Task instructions -
Copy out all lines where "Contains" appears.

Records supplied -
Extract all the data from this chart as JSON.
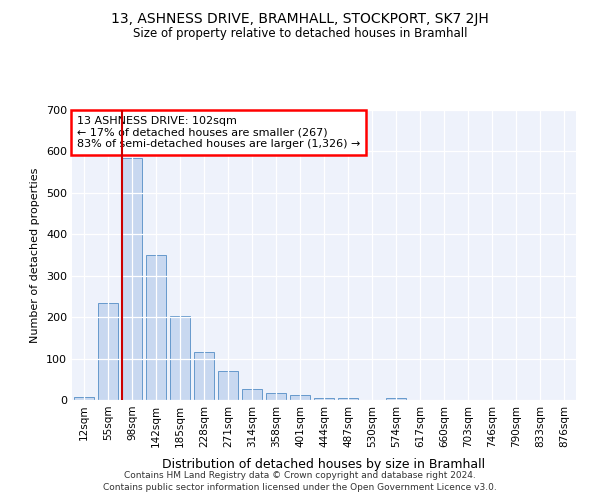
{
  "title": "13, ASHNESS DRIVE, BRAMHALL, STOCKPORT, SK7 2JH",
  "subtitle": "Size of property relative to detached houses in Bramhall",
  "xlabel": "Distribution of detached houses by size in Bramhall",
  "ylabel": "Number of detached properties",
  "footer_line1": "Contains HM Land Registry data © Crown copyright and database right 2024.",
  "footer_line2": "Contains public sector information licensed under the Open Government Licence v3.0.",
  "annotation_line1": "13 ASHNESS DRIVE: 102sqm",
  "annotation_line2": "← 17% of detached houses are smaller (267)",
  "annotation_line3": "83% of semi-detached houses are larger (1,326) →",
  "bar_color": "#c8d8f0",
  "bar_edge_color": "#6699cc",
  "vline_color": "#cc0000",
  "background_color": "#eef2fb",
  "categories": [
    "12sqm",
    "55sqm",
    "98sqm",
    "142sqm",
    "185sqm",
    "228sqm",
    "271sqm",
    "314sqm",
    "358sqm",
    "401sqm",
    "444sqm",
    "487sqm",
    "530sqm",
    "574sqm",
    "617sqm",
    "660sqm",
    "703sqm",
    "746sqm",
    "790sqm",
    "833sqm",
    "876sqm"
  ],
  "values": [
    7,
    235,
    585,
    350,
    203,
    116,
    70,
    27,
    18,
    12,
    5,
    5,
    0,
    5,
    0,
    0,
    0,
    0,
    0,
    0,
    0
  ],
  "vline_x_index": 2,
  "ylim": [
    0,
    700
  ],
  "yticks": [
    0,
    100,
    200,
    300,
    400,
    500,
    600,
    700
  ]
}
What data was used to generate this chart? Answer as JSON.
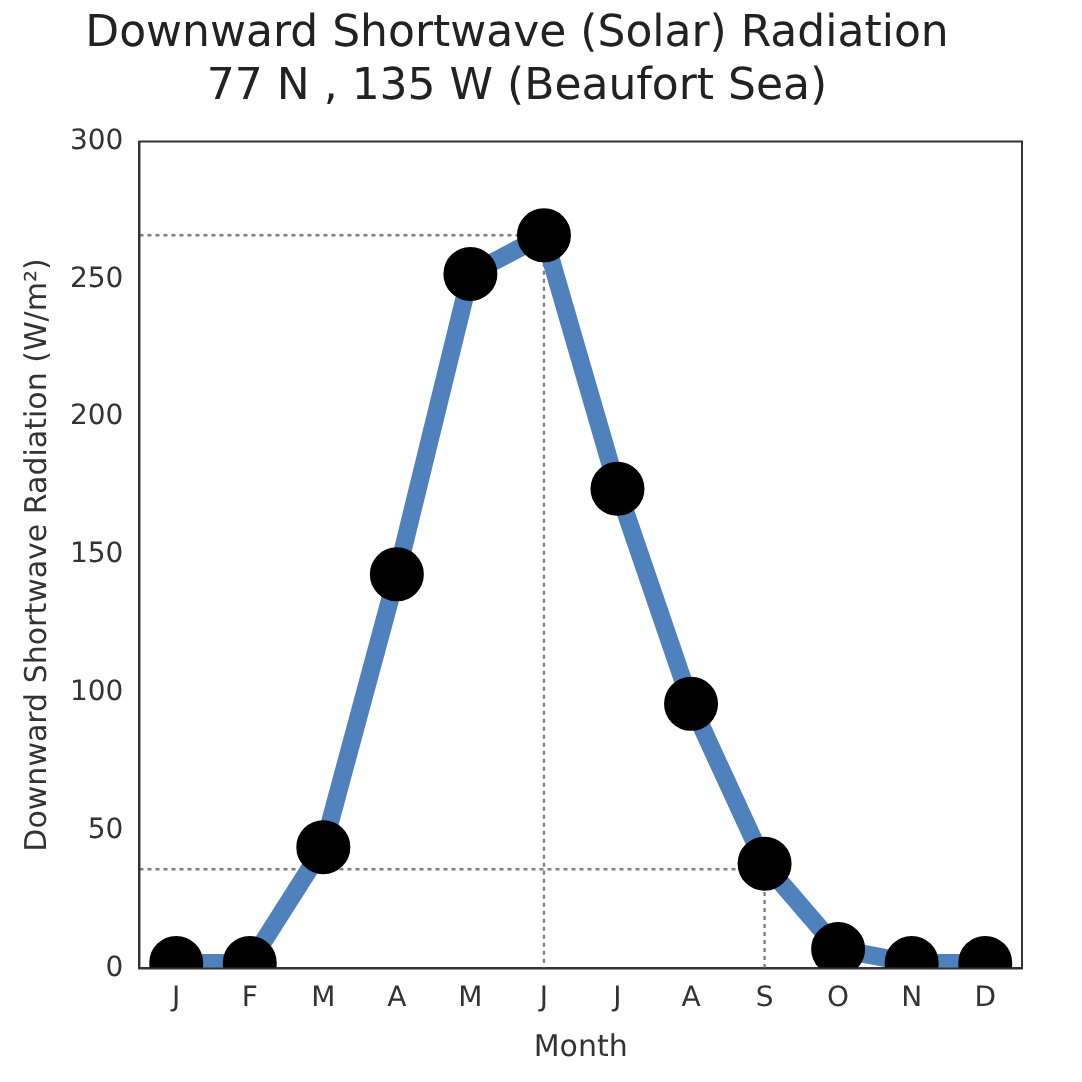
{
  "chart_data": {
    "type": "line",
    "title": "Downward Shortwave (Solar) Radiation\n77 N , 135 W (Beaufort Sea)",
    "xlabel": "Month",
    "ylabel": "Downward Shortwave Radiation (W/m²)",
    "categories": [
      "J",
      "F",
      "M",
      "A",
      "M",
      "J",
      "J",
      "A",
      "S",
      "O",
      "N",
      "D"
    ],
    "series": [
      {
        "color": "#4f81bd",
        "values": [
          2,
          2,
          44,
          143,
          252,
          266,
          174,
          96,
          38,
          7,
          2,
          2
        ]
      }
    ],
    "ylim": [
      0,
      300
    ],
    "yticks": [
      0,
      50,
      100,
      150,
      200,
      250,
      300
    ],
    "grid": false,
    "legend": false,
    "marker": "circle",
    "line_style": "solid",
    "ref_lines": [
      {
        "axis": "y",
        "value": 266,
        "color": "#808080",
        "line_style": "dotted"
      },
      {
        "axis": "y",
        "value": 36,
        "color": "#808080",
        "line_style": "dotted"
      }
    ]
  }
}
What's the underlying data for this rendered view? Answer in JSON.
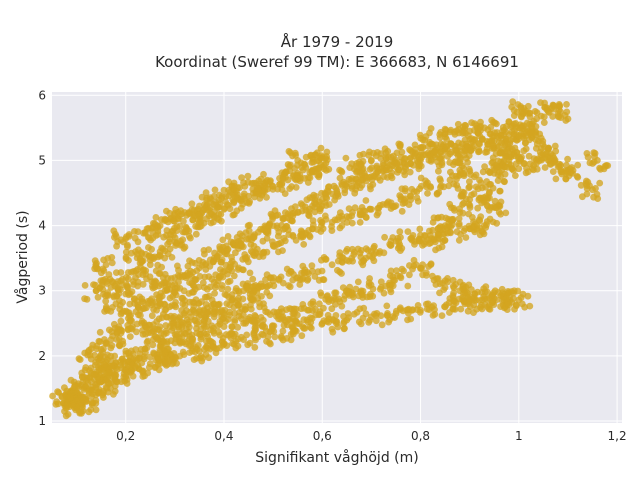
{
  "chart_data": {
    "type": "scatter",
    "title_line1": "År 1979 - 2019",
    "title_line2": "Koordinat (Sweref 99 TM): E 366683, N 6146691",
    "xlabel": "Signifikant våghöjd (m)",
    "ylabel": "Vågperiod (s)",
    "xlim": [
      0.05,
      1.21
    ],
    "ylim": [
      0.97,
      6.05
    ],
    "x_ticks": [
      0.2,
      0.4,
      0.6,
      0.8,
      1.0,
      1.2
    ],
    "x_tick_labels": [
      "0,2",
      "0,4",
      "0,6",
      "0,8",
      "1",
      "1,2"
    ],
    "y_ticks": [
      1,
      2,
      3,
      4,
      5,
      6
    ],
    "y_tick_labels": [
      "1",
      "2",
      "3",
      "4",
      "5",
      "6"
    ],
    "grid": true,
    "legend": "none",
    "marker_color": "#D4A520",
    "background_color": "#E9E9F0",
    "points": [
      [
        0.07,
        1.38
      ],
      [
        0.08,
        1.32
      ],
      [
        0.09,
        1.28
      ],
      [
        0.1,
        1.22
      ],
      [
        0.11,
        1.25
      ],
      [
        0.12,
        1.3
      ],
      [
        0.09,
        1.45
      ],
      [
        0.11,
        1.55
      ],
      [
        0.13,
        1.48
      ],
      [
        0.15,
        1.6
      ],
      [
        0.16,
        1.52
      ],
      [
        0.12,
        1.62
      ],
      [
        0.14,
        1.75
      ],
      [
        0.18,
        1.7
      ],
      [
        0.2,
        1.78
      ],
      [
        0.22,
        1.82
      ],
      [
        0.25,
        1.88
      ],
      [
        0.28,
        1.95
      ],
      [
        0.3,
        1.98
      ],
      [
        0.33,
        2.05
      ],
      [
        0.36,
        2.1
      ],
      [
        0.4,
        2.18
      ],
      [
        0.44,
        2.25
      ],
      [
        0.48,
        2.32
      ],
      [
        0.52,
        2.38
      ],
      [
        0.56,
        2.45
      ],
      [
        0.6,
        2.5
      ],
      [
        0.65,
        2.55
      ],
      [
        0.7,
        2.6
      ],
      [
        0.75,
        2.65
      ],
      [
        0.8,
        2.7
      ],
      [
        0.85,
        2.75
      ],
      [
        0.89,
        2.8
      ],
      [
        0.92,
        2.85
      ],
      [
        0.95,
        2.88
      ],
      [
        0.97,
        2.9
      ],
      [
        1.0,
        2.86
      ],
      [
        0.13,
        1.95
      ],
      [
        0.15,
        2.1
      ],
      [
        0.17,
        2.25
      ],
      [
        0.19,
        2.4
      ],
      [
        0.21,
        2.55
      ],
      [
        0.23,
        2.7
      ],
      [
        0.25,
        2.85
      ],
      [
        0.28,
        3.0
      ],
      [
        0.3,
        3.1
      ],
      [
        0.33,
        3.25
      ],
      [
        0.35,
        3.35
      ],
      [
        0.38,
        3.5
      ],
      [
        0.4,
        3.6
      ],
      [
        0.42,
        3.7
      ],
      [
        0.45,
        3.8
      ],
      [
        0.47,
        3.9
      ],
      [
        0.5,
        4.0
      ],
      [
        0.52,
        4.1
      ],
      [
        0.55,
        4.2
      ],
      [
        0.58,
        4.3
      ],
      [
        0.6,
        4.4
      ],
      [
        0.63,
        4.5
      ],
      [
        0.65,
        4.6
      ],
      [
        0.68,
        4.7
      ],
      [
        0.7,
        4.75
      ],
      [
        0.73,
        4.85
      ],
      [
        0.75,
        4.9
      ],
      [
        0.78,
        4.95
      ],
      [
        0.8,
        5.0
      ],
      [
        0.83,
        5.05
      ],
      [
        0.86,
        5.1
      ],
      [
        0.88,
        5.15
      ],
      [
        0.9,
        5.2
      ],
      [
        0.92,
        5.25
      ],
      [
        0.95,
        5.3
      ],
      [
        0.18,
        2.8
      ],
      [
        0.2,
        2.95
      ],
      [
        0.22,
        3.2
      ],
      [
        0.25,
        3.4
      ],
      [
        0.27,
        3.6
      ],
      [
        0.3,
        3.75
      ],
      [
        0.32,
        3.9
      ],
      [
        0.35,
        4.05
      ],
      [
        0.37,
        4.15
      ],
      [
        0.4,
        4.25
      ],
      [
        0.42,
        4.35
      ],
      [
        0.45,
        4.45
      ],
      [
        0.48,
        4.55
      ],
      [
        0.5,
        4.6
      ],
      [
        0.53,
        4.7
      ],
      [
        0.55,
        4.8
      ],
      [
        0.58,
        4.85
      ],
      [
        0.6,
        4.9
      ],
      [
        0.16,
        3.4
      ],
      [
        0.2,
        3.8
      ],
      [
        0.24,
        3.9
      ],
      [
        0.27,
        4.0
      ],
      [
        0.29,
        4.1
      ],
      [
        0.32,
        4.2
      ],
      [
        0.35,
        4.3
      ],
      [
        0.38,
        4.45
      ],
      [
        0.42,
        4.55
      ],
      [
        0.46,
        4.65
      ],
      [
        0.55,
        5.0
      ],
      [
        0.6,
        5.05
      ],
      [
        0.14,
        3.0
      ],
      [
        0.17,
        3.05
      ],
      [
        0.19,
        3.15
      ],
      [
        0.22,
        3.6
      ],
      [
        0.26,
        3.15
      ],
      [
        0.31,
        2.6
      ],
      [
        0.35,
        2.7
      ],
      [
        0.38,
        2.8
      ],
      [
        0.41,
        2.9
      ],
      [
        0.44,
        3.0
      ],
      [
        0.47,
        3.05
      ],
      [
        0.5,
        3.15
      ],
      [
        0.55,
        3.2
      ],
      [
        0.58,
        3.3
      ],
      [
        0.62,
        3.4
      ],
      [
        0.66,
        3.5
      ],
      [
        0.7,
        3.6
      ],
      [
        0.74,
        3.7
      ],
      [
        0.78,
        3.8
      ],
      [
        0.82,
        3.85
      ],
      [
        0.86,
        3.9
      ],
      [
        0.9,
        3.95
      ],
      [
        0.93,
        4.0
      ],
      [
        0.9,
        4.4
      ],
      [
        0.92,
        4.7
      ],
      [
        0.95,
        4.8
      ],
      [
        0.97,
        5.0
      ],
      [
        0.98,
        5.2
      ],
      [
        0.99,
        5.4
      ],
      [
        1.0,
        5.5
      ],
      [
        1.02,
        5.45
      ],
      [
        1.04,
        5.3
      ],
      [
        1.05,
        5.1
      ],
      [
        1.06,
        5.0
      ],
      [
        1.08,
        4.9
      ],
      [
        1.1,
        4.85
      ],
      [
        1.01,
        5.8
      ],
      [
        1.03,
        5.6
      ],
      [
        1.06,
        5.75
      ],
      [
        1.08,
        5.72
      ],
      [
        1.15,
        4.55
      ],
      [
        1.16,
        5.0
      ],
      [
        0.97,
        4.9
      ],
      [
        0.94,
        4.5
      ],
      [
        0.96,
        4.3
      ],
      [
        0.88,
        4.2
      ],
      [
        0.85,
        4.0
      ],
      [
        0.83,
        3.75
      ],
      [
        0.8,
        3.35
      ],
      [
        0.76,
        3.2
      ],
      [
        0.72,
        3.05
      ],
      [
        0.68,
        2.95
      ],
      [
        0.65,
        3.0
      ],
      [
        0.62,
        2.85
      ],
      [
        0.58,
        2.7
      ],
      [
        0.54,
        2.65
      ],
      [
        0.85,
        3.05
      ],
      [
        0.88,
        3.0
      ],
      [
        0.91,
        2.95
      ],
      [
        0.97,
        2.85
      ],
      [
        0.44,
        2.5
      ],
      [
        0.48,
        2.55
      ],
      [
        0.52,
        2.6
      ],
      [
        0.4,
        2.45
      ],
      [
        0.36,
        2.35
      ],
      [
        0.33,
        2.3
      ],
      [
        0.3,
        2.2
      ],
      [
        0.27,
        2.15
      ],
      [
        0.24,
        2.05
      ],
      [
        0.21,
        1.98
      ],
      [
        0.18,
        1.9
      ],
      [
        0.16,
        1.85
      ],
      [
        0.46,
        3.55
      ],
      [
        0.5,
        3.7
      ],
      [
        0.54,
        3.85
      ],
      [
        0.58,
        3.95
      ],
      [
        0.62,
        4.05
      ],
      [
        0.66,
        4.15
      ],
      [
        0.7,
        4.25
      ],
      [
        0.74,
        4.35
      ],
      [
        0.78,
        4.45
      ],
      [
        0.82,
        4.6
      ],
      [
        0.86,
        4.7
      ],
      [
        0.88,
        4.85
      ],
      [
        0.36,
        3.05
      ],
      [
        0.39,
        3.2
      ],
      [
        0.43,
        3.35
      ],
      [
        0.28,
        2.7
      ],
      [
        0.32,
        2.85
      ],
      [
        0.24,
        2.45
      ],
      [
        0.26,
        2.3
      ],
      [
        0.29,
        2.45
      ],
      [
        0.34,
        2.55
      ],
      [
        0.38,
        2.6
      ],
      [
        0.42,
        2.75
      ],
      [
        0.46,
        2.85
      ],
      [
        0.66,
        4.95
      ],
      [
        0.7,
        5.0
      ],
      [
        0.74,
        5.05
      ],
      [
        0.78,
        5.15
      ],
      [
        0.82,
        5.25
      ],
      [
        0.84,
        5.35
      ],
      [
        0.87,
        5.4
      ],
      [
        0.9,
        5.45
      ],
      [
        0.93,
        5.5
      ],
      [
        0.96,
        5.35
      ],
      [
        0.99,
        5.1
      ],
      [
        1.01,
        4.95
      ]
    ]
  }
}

Complete answer -
  "footer_line1": "Contains HM Land Registry data © Crown copyright and database right 2024.",
  "footer_line2": "Contains public sector information licensed under the Open Government Licence v3.0.",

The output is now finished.